Required work
Search the material for the string "amplitude" and copy each line where it occurs.

====== Extracted data ======

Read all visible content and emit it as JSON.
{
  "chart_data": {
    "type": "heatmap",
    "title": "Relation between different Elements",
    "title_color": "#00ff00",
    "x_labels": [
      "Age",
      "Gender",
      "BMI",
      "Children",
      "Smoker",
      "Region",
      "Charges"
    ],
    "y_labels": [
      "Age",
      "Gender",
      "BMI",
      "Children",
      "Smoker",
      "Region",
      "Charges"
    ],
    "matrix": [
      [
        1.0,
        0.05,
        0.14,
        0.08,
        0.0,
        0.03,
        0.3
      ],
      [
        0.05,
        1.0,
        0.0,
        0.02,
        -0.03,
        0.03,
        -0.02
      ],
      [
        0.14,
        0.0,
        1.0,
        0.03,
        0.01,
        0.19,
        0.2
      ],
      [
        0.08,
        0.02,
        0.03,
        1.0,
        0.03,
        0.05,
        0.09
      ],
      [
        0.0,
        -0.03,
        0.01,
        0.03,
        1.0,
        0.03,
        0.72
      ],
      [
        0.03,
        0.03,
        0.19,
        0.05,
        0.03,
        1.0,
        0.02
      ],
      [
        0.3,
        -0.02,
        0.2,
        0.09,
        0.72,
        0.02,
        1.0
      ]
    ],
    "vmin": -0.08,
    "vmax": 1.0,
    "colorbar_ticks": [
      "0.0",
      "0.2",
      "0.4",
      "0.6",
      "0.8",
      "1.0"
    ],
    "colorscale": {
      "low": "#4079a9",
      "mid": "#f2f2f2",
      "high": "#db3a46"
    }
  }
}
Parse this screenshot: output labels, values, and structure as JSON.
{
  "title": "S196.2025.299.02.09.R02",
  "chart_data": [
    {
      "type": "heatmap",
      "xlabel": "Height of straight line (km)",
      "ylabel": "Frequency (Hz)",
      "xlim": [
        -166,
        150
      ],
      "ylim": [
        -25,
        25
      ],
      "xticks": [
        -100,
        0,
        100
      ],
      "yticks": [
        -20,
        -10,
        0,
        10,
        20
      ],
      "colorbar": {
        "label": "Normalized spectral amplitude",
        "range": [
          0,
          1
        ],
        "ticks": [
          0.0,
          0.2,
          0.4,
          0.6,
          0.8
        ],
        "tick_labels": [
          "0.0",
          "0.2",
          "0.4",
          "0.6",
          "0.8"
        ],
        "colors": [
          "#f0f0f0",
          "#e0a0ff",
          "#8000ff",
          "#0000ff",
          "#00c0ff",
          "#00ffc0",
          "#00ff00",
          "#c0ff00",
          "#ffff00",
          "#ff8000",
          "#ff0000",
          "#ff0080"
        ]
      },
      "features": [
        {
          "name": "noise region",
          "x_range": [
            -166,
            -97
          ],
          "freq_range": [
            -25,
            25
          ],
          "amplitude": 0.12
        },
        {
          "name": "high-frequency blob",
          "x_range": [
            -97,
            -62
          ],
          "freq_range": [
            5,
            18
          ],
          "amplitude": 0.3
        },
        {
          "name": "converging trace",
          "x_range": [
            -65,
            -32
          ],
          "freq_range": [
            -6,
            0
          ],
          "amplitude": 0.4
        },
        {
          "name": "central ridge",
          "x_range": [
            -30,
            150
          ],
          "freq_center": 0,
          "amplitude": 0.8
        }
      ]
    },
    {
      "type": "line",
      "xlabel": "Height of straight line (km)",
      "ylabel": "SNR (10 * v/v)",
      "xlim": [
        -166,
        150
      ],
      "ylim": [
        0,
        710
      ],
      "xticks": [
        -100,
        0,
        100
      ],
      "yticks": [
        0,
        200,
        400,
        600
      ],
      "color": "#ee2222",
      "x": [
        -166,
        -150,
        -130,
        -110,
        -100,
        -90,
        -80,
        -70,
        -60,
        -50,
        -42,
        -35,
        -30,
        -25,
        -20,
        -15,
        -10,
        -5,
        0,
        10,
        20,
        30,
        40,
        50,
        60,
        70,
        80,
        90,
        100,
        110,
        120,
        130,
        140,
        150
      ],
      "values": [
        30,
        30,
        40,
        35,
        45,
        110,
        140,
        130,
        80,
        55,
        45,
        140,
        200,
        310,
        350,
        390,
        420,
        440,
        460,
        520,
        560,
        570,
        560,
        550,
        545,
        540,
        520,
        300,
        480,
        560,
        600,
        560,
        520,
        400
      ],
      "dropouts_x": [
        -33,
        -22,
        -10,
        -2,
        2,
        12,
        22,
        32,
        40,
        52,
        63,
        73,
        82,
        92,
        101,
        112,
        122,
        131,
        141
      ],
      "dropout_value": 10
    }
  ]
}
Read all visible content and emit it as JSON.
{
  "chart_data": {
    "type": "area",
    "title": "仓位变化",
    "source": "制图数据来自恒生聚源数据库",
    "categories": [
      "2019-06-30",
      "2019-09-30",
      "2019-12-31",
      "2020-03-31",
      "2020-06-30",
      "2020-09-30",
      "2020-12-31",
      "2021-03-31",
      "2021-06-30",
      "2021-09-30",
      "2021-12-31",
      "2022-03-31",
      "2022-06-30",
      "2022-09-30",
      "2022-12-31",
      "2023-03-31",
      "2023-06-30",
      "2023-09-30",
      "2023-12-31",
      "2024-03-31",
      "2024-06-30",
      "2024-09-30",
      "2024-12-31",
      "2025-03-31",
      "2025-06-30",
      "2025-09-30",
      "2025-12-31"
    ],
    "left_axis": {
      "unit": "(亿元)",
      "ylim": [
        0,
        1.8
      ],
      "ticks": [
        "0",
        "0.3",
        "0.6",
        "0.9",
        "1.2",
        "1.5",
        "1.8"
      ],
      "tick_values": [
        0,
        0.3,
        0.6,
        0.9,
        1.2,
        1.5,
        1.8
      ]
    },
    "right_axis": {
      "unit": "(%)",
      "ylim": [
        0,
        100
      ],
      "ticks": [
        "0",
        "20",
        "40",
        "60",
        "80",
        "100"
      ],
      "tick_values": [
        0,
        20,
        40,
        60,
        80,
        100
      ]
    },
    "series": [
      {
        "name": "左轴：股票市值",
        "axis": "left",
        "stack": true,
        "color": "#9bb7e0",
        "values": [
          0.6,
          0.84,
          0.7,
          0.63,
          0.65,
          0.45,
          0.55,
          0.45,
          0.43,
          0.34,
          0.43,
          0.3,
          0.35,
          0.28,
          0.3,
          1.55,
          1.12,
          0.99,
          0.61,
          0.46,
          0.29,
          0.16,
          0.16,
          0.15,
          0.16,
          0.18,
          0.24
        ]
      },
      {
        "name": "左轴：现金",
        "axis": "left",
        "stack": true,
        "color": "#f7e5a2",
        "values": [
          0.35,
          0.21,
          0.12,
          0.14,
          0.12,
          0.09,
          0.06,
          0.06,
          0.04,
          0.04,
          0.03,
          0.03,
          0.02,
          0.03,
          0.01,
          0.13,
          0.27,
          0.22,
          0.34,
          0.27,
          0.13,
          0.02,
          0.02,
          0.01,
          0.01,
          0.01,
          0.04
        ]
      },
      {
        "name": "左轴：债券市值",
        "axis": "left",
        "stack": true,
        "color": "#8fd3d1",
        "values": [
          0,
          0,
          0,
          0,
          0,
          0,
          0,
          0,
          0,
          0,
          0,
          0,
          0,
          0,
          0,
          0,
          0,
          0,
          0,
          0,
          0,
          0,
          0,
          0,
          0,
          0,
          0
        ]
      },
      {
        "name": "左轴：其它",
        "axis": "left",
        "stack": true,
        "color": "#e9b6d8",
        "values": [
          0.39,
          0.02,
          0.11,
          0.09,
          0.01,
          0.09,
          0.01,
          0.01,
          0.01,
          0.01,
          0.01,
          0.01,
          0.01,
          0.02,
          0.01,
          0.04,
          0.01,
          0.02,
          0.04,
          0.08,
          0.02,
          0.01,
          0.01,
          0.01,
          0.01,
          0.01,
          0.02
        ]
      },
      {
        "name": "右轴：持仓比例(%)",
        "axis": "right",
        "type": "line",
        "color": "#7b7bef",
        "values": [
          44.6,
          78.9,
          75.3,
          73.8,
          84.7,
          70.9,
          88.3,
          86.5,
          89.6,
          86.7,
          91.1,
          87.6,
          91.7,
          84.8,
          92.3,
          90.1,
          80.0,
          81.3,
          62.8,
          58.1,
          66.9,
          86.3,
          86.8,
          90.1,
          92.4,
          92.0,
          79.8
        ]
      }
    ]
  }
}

======

Result for this exercise
        "label": "Normalized spectral amplitude",
          "amplitude": 0.12
          "amplitude": 0.3
          "amplitude": 0.4
          "amplitude": 0.8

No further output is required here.